**Extracted information**:

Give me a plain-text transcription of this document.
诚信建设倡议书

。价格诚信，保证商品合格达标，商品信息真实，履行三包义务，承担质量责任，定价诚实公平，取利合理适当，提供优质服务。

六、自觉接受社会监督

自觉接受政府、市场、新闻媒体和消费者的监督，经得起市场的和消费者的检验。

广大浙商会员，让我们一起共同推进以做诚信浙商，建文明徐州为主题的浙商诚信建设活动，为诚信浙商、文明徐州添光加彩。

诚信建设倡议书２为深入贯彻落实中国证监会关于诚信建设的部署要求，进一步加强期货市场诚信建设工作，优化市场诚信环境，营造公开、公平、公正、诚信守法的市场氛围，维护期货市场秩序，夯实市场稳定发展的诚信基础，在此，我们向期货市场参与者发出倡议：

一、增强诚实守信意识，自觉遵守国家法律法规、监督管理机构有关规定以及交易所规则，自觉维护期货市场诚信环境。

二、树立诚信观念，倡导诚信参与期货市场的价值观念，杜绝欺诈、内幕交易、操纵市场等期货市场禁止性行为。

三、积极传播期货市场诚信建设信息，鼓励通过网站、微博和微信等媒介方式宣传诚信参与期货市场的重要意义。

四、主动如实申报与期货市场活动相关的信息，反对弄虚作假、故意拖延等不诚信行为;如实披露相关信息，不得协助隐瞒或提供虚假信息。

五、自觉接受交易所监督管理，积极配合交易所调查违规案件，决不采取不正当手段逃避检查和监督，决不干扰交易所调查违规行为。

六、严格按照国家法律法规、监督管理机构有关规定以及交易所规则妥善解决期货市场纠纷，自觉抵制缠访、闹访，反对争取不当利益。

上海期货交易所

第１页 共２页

**Required work**:
Write out all the records above again, exactly as they stand.

**The completed task**:
Give me a plain-text transcription of this document.
诚信建设倡议书

。价格诚信，保证商品合格达标，商品信息真实，履行三包义务，承担质量责任，定价诚实公平，取利合理适当，提供优质服务。

六、自觉接受社会监督

自觉接受政府、市场、新闻媒体和消费者的监督，经得起市场的和消费者的检验。

广大浙商会员，让我们一起共同推进以做诚信浙商，建文明徐州为主题的浙商诚信建设活动，为诚信浙商、文明徐州添光加彩。

诚信建设倡议书２为深入贯彻落实中国证监会关于诚信建设的部署要求，进一步加强期货市场诚信建设工作，优化市场诚信环境，营造公开、公平、公正、诚信守法的市场氛围，维护期货市场秩序，夯实市场稳定发展的诚信基础，在此，我们向期货市场参与者发出倡议：

一、增强诚实守信意识，自觉遵守国家法律法规、监督管理机构有关规定以及交易所规则，自觉维护期货市场诚信环境。

二、树立诚信观念，倡导诚信参与期货市场的价值观念，杜绝欺诈、内幕交易、操纵市场等期货市场禁止性行为。

三、积极传播期货市场诚信建设信息，鼓励通过网站、微博和微信等媒介方式宣传诚信参与期货市场的重要意义。

四、主动如实申报与期货市场活动相关的信息，反对弄虚作假、故意拖延等不诚信行为;如实披露相关信息，不得协助隐瞒或提供虚假信息。

五、自觉接受交易所监督管理，积极配合交易所调查违规案件，决不采取不正当手段逃避检查和监督，决不干扰交易所调查违规行为。

六、严格按照国家法律法规、监督管理机构有关规定以及交易所规则妥善解决期货市场纠纷，自觉抵制缠访、闹访，反对争取不当利益。

上海期货交易所

第１页 共２页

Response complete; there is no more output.